§ WHAT IS NEEDED: Every line below should be copied exactly; drop the pictures.

§ RAW RECORDS:

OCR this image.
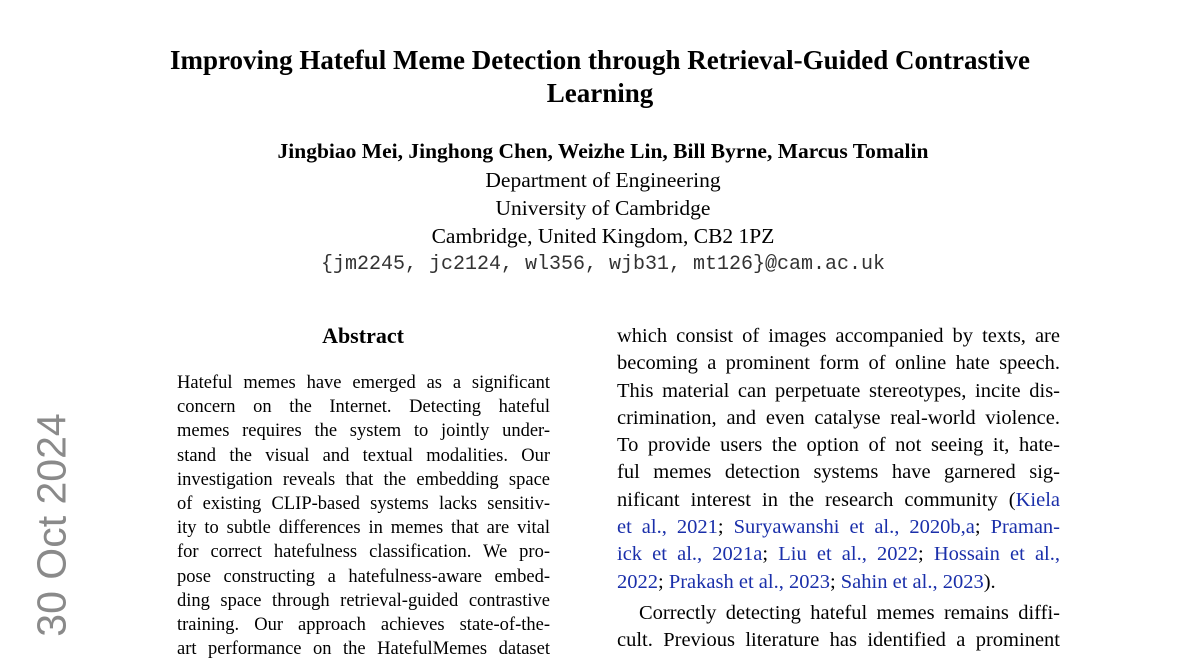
Improving Hateful Meme Detection through Retrieval-Guided Contrastive
Learning
Jingbiao Mei, Jinghong Chen, Weizhe Lin, Bill Byrne, Marcus Tomalin
Department of Engineering
University of Cambridge
Cambridge, United Kingdom, CB2 1PZ
{jm2245, jc2124, wl356, wjb31, mt126}@cam.ac.uk
30 Oct 2024
Abstract
Hateful memes have emerged as a significant
concern on the Internet. Detecting hateful
memes requires the system to jointly under-
stand the visual and textual modalities. Our
investigation reveals that the embedding space
of existing CLIP-based systems lacks sensitiv-
ity to subtle differences in memes that are vital
for correct hatefulness classification. We pro-
pose constructing a hatefulness-aware embed-
ding space through retrieval-guided contrastive
training. Our approach achieves state-of-the-
art performance on the HatefulMemes dataset
which consist of images accompanied by texts, are
becoming a prominent form of online hate speech.
This material can perpetuate stereotypes, incite dis-
crimination, and even catalyse real-world violence.
To provide users the option of not seeing it, hate-
ful memes detection systems have garnered sig-
nificant interest in the research community (Kiela
et al., 2021; Suryawanshi et al., 2020b,a; Praman-
ick et al., 2021a; Liu et al., 2022; Hossain et al.,
2022; Prakash et al., 2023; Sahin et al., 2023).
Correctly detecting hateful memes remains diffi-
cult. Previous literature has identified a prominent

§ ANSWER TO THIS PROBLEM:
OCR this image.
Improving Hateful Meme Detection through Retrieval-Guided Contrastive
Learning
Jingbiao Mei, Jinghong Chen, Weizhe Lin, Bill Byrne, Marcus Tomalin
Department of Engineering
University of Cambridge
Cambridge, United Kingdom, CB2 1PZ
{jm2245, jc2124, wl356, wjb31, mt126}@cam.ac.uk
30 Oct 2024
Abstract
Hateful memes have emerged as a significant
concern on the Internet. Detecting hateful
memes requires the system to jointly under-
stand the visual and textual modalities. Our
investigation reveals that the embedding space
of existing CLIP-based systems lacks sensitiv-
ity to subtle differences in memes that are vital
for correct hatefulness classification. We pro-
pose constructing a hatefulness-aware embed-
ding space through retrieval-guided contrastive
training. Our approach achieves state-of-the-
art performance on the HatefulMemes dataset
which consist of images accompanied by texts, are
becoming a prominent form of online hate speech.
This material can perpetuate stereotypes, incite dis-
crimination, and even catalyse real-world violence.
To provide users the option of not seeing it, hate-
ful memes detection systems have garnered sig-
nificant interest in the research community (Kiela
et al., 2021; Suryawanshi et al., 2020b,a; Praman-
ick et al., 2021a; Liu et al., 2022; Hossain et al.,
2022; Prakash et al., 2023; Sahin et al., 2023).
Correctly detecting hateful memes remains diffi-
cult. Previous literature has identified a prominent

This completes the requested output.